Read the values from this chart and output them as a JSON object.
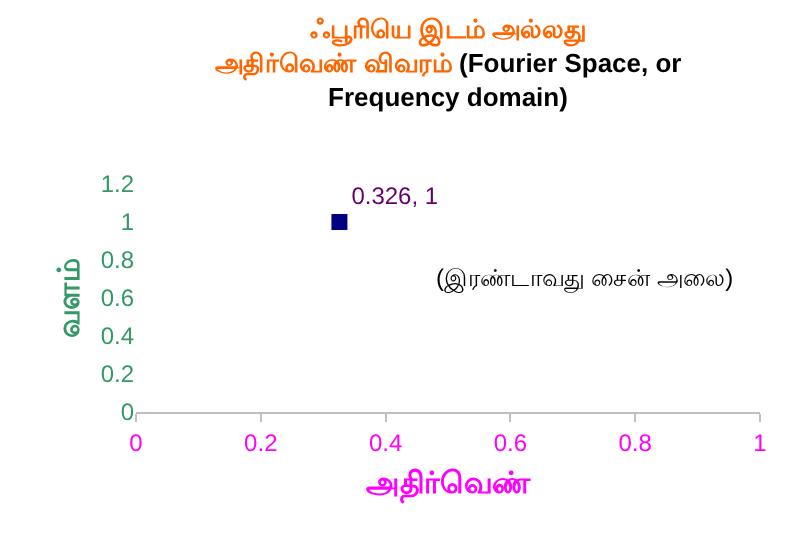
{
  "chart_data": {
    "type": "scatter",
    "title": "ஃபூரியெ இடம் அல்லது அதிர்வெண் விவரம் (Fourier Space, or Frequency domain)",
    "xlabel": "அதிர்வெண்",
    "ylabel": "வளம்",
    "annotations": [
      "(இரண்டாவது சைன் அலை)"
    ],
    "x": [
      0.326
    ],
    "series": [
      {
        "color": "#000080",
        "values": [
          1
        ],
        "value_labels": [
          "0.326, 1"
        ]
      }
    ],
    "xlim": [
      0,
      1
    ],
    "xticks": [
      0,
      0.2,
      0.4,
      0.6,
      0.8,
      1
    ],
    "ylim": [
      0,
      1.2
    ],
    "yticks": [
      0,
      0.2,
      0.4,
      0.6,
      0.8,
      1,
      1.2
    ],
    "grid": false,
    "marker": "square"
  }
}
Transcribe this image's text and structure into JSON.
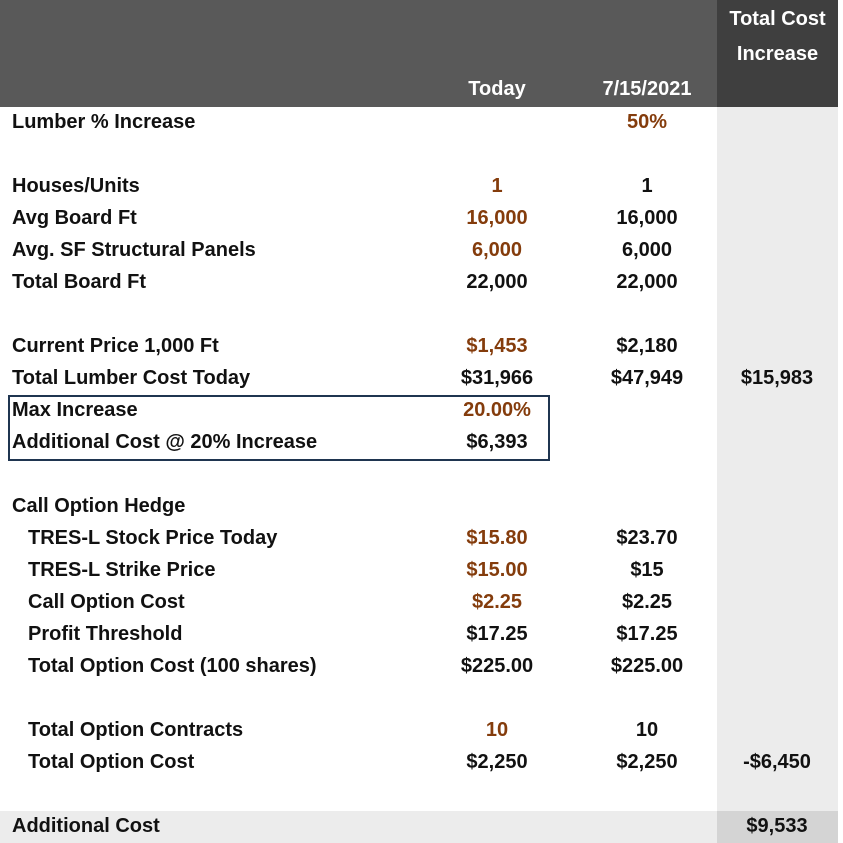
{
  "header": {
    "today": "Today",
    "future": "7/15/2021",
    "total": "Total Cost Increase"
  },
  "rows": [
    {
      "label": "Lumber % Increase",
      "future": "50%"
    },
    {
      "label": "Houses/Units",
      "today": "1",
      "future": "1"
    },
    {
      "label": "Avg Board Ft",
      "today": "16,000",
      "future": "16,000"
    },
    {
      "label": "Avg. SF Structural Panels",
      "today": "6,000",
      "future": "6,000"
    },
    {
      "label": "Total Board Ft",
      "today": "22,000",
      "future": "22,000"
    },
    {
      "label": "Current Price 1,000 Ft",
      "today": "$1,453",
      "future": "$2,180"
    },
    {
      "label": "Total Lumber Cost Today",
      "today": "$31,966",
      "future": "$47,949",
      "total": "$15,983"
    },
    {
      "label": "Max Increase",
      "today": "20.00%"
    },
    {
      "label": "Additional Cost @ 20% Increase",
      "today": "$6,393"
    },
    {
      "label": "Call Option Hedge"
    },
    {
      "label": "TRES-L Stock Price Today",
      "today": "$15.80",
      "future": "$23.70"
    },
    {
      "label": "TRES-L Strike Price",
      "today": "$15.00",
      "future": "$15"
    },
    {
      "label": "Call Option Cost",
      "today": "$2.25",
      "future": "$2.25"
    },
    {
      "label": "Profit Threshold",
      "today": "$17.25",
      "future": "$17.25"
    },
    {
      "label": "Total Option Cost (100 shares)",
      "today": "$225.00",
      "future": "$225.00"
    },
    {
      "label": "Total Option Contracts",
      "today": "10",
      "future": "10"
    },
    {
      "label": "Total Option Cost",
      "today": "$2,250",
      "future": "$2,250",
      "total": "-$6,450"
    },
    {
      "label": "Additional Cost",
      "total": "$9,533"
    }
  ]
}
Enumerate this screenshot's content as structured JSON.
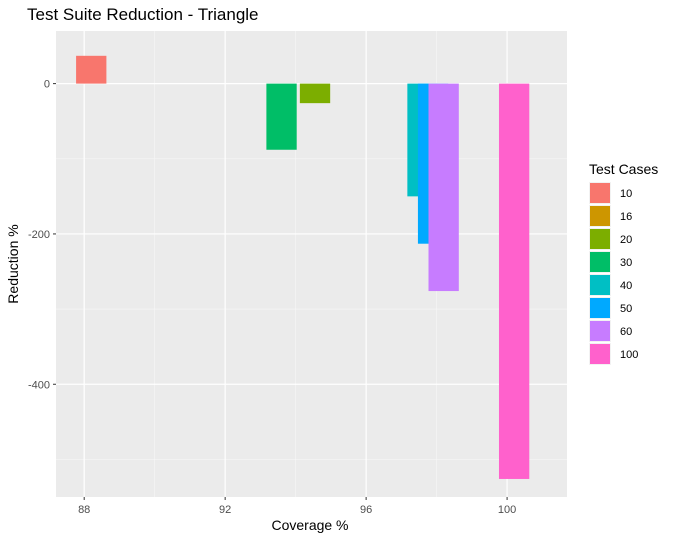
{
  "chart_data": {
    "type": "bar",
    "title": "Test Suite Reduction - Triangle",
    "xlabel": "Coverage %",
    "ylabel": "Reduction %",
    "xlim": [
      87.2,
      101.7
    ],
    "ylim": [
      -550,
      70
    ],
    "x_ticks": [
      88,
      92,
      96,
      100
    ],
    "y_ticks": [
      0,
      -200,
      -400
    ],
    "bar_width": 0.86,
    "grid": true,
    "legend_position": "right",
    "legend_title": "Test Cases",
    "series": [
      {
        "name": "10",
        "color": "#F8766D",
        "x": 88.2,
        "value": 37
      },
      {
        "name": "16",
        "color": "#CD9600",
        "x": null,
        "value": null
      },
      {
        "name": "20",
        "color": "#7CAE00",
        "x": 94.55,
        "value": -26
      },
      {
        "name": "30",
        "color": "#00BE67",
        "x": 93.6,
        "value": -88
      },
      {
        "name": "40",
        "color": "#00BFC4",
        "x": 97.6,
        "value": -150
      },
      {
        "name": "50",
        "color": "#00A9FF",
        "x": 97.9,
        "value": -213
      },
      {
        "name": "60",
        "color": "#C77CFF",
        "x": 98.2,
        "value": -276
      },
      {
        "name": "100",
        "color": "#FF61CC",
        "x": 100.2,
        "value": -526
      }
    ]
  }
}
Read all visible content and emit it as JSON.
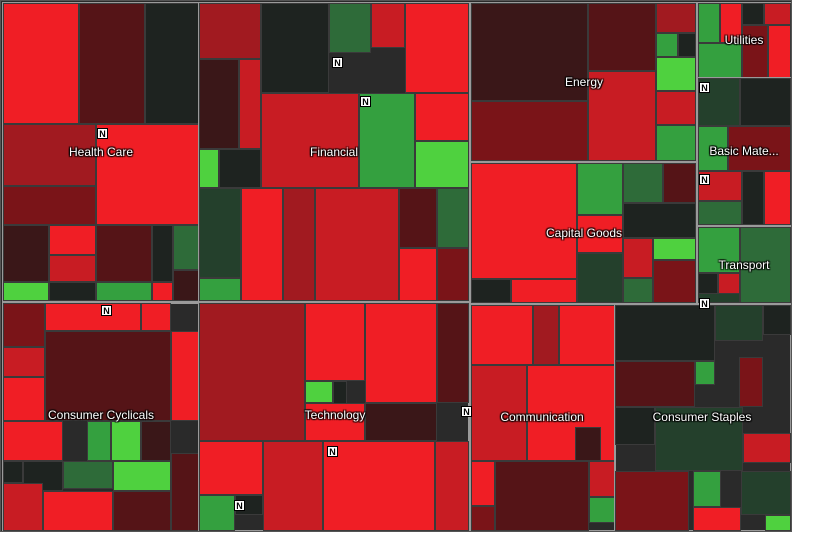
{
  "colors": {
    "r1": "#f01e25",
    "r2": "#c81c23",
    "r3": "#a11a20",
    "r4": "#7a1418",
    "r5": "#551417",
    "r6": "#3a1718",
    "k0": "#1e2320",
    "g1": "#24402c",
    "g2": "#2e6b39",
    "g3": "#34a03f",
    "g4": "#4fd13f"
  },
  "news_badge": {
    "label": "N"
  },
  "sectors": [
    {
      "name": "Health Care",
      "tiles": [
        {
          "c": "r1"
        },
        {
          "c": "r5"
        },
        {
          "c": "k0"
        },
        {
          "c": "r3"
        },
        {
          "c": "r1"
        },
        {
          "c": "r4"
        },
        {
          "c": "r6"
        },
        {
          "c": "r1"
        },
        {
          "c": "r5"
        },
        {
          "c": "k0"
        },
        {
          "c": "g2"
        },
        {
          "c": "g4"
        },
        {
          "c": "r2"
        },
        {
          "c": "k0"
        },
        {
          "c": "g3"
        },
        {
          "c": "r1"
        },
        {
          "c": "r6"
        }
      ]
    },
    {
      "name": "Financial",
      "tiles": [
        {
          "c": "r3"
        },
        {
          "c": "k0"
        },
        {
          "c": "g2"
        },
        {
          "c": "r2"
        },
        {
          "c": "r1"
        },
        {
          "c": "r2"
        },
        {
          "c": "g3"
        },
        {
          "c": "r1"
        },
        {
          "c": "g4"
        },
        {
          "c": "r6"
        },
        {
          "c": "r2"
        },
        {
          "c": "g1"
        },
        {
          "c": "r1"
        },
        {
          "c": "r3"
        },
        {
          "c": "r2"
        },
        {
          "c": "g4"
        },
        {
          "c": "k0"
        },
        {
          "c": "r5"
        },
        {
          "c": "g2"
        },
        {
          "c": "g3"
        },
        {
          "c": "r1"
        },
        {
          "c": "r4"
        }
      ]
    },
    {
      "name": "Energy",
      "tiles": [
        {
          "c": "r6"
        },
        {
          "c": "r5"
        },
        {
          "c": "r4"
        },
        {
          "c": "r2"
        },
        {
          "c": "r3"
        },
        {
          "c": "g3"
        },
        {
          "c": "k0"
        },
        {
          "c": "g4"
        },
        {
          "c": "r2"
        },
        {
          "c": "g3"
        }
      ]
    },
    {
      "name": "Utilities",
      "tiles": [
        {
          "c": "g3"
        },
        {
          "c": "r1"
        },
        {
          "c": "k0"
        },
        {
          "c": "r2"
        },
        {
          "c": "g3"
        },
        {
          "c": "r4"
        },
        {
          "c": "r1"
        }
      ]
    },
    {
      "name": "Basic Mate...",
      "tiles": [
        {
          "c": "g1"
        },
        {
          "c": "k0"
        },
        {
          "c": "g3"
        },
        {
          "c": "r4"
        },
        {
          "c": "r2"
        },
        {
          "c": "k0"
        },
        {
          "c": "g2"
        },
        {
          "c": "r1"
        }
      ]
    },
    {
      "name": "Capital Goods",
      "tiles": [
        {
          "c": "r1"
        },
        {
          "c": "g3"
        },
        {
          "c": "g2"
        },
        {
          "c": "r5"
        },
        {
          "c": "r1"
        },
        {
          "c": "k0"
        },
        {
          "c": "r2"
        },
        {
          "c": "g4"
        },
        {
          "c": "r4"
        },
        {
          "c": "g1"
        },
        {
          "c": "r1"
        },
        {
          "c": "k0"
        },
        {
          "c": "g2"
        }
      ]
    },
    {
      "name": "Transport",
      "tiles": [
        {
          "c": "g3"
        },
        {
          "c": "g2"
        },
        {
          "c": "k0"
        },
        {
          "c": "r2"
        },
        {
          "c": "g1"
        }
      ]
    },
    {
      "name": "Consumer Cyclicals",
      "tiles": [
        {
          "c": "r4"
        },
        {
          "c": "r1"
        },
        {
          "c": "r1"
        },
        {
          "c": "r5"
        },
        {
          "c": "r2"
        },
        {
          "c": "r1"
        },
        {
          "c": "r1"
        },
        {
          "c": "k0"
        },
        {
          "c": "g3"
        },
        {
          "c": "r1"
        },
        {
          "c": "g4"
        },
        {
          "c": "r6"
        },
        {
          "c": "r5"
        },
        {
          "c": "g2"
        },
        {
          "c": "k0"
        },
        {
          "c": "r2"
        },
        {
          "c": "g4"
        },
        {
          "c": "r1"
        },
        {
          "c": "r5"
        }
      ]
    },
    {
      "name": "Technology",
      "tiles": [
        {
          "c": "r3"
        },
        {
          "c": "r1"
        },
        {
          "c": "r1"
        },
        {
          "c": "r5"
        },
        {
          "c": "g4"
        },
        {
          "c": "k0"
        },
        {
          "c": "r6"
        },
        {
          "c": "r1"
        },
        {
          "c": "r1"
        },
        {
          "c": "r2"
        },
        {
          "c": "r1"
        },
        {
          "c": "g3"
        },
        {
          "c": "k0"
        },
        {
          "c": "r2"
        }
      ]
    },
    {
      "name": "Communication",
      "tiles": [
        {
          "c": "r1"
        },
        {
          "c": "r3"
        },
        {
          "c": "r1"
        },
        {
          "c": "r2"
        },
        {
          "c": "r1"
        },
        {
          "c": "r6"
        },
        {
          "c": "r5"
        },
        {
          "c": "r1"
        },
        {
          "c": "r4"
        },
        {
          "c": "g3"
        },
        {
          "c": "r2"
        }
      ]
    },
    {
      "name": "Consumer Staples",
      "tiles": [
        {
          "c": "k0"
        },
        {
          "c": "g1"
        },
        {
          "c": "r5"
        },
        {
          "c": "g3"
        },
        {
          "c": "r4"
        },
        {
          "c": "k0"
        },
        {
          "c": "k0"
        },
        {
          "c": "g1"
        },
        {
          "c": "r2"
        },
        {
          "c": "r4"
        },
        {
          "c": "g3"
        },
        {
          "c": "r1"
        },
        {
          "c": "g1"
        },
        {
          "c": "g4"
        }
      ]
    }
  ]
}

----

SET TASK | Select and copy every line from the records that includes the word "Option".

FINISHED EXERCISE |
      "label": "Call Option Hedge"
      "label": "Call Option Cost",
      "label": "Total Option Cost (100 shares)",
      "label": "Total Option Contracts",
      "label": "Total Option Cost",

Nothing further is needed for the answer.